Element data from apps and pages

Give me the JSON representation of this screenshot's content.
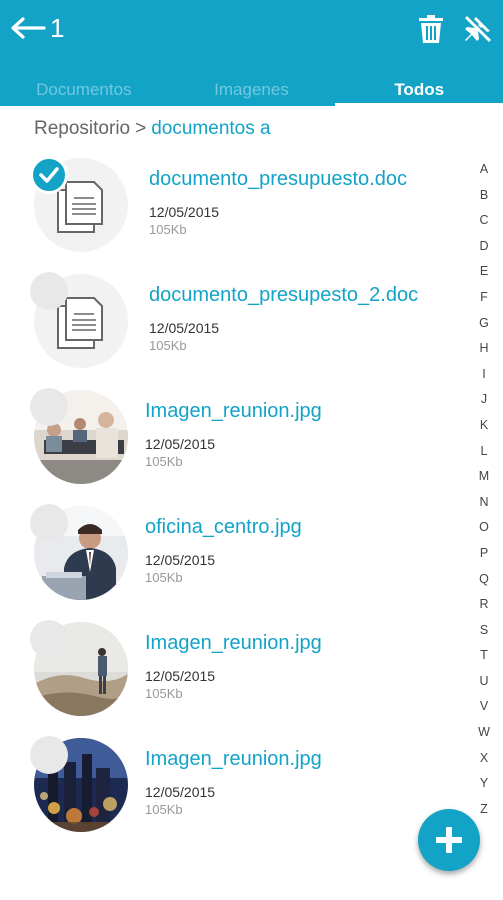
{
  "header": {
    "selected_count": "1",
    "back_icon": "arrow-left-icon",
    "delete_icon": "trash-icon",
    "unpin_icon": "pin-off-icon",
    "color": "#12a3c7"
  },
  "tabs": [
    {
      "label": "Documentos",
      "active": false
    },
    {
      "label": "Imagenes",
      "active": false
    },
    {
      "label": "Todos",
      "active": true
    }
  ],
  "breadcrumb": {
    "root": "Repositorio",
    "separator": ">",
    "current": "documentos a"
  },
  "files": [
    {
      "name": "documento_presupuesto.doc",
      "date": "12/05/2015",
      "size": "105Kb",
      "type": "document",
      "selected": true
    },
    {
      "name": "documento_presupesto_2.doc",
      "date": "12/05/2015",
      "size": "105Kb",
      "type": "document",
      "selected": false
    },
    {
      "name": "Imagen_reunion.jpg",
      "date": "12/05/2015",
      "size": "105Kb",
      "type": "image",
      "selected": false
    },
    {
      "name": "oficina_centro.jpg",
      "date": "12/05/2015",
      "size": "105Kb",
      "type": "image",
      "selected": false
    },
    {
      "name": "Imagen_reunion.jpg",
      "date": "12/05/2015",
      "size": "105Kb",
      "type": "image",
      "selected": false
    },
    {
      "name": "Imagen_reunion.jpg",
      "date": "12/05/2015",
      "size": "105Kb",
      "type": "image",
      "selected": false
    }
  ],
  "alphabet": [
    "A",
    "B",
    "C",
    "D",
    "E",
    "F",
    "G",
    "H",
    "I",
    "J",
    "K",
    "L",
    "M",
    "N",
    "O",
    "P",
    "Q",
    "R",
    "S",
    "T",
    "U",
    "V",
    "W",
    "X",
    "Y",
    "Z"
  ],
  "fab": {
    "icon": "plus-icon"
  }
}
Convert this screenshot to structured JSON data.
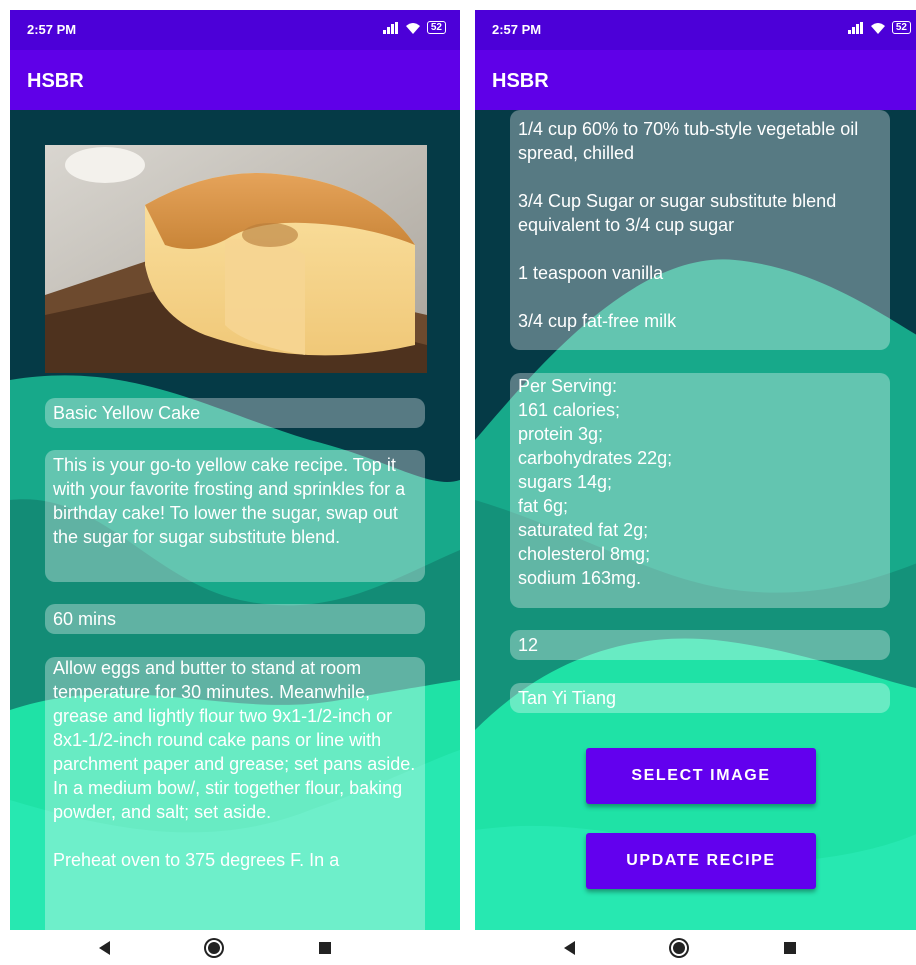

▸ **Problem statement**
Only the lines above that include the word "JSON" belong in the answer; copy each one.

▸ **Output**
Give me the JSON representation of this screenshot's content.
Convert this screenshot to structured JSON data.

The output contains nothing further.